* GOAL OF THE EXERCISE
Reproduce all lines of the listing below in which the word "reflection" occurs.

* MATERIAL SHOWN
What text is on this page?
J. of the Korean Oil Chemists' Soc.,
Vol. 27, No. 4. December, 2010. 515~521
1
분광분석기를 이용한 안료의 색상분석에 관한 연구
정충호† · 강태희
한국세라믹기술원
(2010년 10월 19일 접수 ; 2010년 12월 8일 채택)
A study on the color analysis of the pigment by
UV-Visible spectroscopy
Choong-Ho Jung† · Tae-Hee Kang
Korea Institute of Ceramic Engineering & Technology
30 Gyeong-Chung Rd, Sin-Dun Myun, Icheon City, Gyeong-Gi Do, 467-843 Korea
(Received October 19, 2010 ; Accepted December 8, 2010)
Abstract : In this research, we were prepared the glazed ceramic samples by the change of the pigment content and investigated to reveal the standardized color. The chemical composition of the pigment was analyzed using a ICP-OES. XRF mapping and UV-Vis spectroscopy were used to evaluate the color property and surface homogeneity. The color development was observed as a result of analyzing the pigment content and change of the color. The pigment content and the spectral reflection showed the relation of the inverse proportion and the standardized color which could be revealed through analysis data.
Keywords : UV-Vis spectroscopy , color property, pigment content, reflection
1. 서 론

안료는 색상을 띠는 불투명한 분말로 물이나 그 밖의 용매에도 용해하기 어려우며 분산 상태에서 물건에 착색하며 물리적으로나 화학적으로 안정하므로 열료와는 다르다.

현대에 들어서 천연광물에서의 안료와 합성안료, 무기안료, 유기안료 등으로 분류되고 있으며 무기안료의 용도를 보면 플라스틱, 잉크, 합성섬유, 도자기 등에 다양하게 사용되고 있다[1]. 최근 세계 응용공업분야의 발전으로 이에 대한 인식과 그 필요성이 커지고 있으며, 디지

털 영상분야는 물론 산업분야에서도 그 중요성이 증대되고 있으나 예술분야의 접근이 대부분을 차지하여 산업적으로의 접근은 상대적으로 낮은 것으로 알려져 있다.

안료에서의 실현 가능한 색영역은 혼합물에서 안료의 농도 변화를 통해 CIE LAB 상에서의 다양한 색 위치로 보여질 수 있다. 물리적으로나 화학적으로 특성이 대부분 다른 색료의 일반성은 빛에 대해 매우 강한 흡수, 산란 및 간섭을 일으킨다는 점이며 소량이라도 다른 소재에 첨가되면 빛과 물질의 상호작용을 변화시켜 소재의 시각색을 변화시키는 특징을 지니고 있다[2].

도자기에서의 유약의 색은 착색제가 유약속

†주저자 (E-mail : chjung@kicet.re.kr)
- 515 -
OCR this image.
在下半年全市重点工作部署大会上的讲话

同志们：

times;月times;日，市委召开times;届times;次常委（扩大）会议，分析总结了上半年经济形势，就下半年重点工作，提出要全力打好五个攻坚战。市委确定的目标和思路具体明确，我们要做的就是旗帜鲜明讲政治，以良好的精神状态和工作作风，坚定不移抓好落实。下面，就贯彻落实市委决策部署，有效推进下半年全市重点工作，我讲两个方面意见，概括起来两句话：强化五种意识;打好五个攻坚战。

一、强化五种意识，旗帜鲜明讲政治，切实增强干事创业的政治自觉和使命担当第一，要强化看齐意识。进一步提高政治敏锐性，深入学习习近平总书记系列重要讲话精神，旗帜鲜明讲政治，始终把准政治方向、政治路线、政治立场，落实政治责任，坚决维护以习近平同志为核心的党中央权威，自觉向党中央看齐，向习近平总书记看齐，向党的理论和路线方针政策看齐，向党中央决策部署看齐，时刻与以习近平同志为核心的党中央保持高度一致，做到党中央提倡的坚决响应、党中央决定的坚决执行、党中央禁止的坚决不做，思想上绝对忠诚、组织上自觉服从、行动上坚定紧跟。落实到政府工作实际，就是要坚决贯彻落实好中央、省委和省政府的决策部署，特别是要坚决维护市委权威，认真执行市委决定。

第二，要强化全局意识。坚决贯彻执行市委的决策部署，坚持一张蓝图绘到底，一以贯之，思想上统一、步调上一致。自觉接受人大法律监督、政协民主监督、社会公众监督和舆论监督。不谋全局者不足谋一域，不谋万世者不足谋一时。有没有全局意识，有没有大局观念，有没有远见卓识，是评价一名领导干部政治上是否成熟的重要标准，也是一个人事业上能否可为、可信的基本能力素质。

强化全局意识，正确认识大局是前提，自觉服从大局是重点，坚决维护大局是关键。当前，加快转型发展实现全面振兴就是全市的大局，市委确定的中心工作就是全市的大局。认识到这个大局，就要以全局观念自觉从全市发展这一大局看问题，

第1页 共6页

* RESPONSE
Abstract : In this research, we were prepared the glazed ceramic samples by the change of the pigment content and investigated to reveal the standardized color. The chemical composition of the pigment was analyzed using a ICP-OES. XRF mapping and UV-Vis spectroscopy were used to evaluate the color property and surface homogeneity. The color development was observed as a result of analyzing the pigment content and change of the color. The pigment content and the spectral reflection showed the relation of the inverse proportion and the standardized color which could be revealed through analysis data.
Keywords : UV-Vis spectroscopy , color property, pigment content, reflection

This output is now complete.